- Problem to work on -
Give only the count of lines containing "title".

- Exercise material -

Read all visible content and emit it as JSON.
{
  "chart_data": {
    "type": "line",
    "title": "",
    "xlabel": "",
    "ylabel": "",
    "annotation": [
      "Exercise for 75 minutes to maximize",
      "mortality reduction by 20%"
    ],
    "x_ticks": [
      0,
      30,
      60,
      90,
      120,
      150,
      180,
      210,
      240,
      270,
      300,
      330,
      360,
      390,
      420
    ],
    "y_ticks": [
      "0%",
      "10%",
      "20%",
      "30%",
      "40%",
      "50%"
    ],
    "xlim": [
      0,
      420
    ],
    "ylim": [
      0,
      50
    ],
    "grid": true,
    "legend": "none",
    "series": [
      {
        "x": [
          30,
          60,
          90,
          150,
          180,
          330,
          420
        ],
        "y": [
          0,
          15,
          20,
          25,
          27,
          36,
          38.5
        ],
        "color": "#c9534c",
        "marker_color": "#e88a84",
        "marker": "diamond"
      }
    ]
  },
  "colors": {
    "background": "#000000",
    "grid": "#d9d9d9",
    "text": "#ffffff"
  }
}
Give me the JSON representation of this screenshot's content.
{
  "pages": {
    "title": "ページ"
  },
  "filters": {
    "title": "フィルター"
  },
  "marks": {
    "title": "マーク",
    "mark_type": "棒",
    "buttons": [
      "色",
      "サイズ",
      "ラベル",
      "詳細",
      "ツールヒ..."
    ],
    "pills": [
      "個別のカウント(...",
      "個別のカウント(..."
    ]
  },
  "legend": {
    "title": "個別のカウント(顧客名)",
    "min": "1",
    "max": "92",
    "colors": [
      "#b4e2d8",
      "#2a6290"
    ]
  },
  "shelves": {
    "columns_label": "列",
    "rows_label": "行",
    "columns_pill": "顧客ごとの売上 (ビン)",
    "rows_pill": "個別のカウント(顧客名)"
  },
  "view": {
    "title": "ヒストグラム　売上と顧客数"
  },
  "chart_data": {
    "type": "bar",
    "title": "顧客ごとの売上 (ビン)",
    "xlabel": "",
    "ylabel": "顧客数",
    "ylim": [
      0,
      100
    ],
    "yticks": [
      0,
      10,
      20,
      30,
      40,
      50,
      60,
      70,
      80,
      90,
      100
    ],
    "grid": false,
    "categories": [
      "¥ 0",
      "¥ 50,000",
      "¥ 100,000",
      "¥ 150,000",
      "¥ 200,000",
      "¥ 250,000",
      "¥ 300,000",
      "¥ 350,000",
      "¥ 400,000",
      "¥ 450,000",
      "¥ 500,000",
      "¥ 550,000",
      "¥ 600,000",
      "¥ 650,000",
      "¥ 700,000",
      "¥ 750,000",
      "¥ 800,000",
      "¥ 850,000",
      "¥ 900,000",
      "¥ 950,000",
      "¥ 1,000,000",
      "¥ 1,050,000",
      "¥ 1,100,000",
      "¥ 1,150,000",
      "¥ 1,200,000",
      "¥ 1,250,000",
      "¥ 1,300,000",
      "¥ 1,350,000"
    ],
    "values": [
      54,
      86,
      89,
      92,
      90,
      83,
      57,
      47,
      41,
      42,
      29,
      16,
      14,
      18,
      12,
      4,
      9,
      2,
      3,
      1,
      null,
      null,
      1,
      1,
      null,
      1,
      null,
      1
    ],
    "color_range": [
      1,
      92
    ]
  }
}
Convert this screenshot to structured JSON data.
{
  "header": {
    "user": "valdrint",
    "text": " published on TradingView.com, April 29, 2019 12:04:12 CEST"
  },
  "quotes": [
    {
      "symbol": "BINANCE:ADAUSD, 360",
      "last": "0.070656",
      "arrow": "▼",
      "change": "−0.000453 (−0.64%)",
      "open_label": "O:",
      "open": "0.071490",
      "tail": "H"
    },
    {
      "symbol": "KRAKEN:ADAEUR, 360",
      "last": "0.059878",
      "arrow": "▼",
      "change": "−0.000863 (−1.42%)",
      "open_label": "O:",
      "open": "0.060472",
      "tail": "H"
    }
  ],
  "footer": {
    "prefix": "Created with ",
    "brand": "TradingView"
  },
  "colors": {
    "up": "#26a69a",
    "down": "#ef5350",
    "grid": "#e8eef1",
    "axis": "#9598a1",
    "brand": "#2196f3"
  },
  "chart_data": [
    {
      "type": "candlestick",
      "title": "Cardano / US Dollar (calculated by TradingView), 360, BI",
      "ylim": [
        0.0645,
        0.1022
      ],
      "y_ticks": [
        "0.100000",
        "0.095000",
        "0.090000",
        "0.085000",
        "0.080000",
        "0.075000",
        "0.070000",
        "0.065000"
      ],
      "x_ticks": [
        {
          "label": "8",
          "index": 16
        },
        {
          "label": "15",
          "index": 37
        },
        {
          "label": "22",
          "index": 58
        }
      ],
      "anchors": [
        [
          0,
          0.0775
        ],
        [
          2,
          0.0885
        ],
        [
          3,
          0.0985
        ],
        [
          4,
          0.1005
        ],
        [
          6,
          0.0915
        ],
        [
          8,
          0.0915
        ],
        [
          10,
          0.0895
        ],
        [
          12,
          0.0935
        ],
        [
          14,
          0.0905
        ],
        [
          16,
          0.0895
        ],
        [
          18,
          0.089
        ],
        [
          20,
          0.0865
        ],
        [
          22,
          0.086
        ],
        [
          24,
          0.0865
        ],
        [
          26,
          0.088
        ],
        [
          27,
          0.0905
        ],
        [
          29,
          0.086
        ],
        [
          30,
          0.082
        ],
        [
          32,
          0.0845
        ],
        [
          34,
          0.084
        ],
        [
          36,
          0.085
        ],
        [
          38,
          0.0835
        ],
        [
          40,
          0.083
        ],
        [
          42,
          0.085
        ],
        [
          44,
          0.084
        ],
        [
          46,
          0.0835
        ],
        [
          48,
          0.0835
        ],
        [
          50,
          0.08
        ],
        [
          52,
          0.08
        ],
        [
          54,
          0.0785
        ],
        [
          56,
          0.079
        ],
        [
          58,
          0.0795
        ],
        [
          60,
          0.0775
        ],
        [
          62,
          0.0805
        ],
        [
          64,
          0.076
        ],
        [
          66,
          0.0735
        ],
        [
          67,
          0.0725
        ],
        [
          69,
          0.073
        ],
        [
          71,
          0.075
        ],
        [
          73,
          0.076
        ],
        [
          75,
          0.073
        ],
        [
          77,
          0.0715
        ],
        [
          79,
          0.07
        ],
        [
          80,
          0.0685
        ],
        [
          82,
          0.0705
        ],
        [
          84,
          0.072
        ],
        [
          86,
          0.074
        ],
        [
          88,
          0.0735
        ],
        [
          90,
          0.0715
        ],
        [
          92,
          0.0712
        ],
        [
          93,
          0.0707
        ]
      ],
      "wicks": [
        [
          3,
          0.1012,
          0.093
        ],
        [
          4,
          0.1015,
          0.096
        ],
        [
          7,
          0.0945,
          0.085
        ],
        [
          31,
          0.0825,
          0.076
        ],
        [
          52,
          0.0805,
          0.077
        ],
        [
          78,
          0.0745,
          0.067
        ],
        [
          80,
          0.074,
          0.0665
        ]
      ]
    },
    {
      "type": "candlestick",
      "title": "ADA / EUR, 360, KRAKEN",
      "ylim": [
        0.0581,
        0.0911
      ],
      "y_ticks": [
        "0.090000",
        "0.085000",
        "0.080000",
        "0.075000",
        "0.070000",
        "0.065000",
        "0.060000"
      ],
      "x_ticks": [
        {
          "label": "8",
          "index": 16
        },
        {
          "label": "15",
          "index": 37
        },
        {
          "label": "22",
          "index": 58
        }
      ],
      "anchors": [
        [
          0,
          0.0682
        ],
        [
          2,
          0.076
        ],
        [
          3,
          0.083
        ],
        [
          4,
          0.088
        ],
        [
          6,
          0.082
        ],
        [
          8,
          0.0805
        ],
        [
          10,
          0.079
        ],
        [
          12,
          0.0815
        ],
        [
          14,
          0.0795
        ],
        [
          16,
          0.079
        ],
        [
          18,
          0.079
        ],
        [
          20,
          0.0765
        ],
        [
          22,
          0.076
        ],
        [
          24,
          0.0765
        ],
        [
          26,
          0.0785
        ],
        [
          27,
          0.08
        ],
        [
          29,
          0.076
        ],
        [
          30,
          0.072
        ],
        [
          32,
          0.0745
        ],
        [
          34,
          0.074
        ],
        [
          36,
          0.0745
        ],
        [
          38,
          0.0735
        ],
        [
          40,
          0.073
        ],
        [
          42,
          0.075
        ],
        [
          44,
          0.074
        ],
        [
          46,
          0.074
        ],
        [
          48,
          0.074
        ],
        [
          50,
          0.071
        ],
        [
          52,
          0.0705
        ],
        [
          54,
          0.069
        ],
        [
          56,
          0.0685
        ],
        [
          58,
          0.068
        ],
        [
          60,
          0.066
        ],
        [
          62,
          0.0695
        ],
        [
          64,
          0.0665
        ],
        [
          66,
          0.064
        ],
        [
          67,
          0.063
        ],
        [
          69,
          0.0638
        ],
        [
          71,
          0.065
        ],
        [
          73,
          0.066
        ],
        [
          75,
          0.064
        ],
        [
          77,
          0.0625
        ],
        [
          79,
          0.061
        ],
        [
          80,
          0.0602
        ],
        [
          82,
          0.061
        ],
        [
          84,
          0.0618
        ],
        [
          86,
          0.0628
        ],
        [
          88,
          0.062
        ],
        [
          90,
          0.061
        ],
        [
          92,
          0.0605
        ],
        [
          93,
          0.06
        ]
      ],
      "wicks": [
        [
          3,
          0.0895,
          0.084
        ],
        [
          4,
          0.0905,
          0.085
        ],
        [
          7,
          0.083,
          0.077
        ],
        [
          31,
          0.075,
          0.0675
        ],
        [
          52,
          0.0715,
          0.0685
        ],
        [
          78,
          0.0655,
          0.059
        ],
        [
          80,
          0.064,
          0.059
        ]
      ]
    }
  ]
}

- Complete response -
9